**Trecho do texto:**
···

Certo dia, pela manhã, eu resolvi acordar mais cedo – coisa que, para mim, é bem penosa – determinada a ir à missa das 7h num mosteiro próximo a minha casa.

Naquele dia, eu estava particularmente inspirada a assistir àquela missa como se fosse a primeira grande experiência com a Santa Missa e a Eucaristia.

Estacionei quase em frente ao mosteiro e desci do carro. Logo veio atravessando a rua, em minha direção, um homem mal vestido, todo sujo, andar meio cambaleante e falando enrolado. Ele dizia algo e fazia gestos de tom imperativo. Suspeitei que fosse um vigia de carros, avisando que ia vigiar meu carro. Porém, meu coração acelerou quando percebi que ele se aproximava e era mais enfático: “passa tudo que tiver aí, agora!!”.

Compreendi que, de fato, era um assalto. Ele falava com dificuldade e exalava um terrível hálito de cachaça. Percebi que não estava consciente e não portava nenhum tipo de arma, e me aproveitei de sua suposta situação de fragilidade. Meu coração, de repente, se compadeceu daquele pobre homem desnorteado. Fiz-me de desentendida, falei que não compreendia nada do que ele estava me pedindo e ele começou a ficar confuso, talvez se perguntando se realmente estava falando coisa com coisa. Óbvio que ele tinha conhecimento de sua própria condição. De repente nos vimos os dois confusos, sem ação, e ele arriscou uma atitude mais enérgica. “Bora, passa todo o dinheiro que tiver aí, rápido, rápido!!!”. Nervosa e surpresa com tudo aquilo, fui sincera e falei: “Eu não tenho dinheiro, moço! Só tenho esse celular!”. Ele pegou, viu que se tratava de um Iphone e disse: “Isso aqui é bananinha, é rastreado, presta não!” E me devolveu ainda mais irritado e insistia para eu dar o dinheiro que eu não tinha. Falei com mais firmeza e já irritada: “Eu não tenho dinheiro, mas se você deixar eu vou em casa buscar!” Ele ficou estupefato com a minha audácia e disse “Na sua casa?! E onde você mora?” Respondi, quase esperançosa: “Aqui pertinho”. Ele me olhou, buscando sinceridade no meu olhar e minhas palavras. Pensei por alguns segundos que se ele deixasse, seria a oportunidade perfeita para eu sumir dali, me livrar daquela terrível situação. Sentia-me encurralada, mas tinha esse fio de esperança e me agarrei nele. O homem desatou a gritar comigo, como se sentisse ludibriado: “Tu pensa que eu não sei que tu quer trazer mais gente? Eu vou espocar tudinho!”. E fazia gestos ameaçadores com a arma imaginária na mão.

···

**Dados fornecidos:**
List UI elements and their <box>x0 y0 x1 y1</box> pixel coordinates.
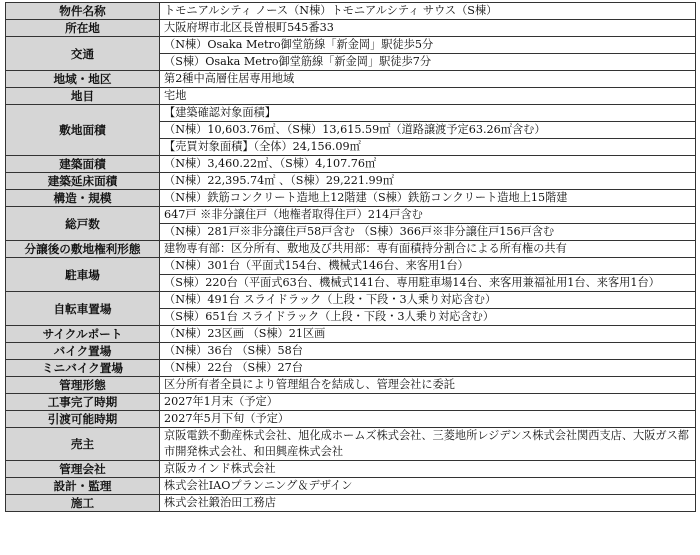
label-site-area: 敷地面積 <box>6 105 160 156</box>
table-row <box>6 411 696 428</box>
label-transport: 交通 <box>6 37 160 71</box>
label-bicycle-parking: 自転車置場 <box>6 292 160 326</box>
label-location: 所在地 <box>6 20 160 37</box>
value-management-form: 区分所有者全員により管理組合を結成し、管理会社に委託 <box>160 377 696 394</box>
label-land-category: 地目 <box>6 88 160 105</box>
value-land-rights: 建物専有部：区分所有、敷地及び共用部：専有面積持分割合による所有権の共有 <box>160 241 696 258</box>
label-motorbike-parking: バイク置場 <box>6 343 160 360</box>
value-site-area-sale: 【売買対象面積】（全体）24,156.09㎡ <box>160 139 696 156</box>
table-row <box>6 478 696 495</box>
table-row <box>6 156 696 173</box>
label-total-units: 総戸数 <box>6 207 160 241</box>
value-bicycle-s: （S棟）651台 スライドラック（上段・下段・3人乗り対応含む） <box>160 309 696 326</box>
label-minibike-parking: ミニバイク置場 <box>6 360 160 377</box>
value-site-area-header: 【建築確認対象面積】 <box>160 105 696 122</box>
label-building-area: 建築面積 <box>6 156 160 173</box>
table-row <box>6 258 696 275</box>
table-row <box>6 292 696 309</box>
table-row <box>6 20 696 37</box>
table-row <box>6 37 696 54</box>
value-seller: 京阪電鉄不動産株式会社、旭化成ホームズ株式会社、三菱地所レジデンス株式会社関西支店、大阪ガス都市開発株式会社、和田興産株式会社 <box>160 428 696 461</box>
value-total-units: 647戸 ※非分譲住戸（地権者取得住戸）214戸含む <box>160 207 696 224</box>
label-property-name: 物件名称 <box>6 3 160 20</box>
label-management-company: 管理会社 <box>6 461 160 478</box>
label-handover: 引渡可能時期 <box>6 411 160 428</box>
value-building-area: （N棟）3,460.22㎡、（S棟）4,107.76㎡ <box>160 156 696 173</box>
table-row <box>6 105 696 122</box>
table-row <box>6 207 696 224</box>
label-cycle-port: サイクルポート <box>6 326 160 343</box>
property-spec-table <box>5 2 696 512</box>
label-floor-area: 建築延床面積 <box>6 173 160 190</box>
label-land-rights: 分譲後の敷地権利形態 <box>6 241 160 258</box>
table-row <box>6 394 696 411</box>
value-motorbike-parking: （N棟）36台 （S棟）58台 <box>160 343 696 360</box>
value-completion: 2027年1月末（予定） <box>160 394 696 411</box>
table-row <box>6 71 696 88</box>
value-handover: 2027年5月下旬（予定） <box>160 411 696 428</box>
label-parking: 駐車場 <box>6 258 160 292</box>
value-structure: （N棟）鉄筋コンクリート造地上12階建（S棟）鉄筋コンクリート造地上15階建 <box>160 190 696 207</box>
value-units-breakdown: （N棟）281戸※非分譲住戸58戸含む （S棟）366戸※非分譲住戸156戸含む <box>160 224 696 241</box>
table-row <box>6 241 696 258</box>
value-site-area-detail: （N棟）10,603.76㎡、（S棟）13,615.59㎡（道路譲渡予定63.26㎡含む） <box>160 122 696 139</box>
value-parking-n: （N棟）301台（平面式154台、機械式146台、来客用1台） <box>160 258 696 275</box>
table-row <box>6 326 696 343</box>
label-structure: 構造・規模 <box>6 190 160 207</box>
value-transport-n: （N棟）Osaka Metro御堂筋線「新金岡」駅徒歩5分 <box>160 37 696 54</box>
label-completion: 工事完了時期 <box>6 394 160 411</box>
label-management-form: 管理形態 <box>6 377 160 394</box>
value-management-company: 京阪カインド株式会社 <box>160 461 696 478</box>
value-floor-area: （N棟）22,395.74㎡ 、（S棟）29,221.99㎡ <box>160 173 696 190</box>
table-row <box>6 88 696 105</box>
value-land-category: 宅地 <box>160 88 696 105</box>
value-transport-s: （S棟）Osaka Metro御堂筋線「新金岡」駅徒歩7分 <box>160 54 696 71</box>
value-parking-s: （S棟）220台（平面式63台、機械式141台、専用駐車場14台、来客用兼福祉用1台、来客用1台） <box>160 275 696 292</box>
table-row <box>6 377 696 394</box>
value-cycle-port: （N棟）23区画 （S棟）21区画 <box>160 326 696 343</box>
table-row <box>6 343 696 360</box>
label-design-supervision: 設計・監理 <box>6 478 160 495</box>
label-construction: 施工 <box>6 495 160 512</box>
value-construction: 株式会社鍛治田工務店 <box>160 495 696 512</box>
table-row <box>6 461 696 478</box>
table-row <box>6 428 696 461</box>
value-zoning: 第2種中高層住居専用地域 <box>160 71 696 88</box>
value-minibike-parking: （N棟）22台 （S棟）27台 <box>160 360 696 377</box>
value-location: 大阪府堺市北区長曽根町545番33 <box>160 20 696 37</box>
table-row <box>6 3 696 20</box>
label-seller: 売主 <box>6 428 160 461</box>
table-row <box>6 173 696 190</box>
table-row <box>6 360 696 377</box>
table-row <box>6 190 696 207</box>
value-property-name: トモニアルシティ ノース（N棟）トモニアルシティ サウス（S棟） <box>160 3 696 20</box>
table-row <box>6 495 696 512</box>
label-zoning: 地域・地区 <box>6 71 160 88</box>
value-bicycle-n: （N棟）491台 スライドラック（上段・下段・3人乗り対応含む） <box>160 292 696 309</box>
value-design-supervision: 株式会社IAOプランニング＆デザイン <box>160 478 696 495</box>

···

**Tarefas a realizar:**
1 - Transcreva todas as falas que o homem diz entre aspas no relato do assalto, na ordem em que aparecem.
2 - Responda com base no relato do assalto:
(a) A que horas era a missa no mosteiro?
(b) Que aparelho a pessoa que narra entregou ao homem?
(c) De que era o hálito que o homem exalava?
Os dados formam um material à parte, independente do texto.

**Respostas do exercício:**
1 -
“passa tudo que tiver aí, agora!!”
“Bora, passa todo o dinheiro que tiver aí, rápido, rápido!!!”
“Isso aqui é bananinha, é rastreado, presta não!”
“Na sua casa?! E onde você mora?”
“Tu pensa que eu não sei que tu quer trazer mais gente? Eu vou espocar tudinho!”

2 -
(a) Às 7h.
(b) Um celular, um iPhone.
(c) De cachaça.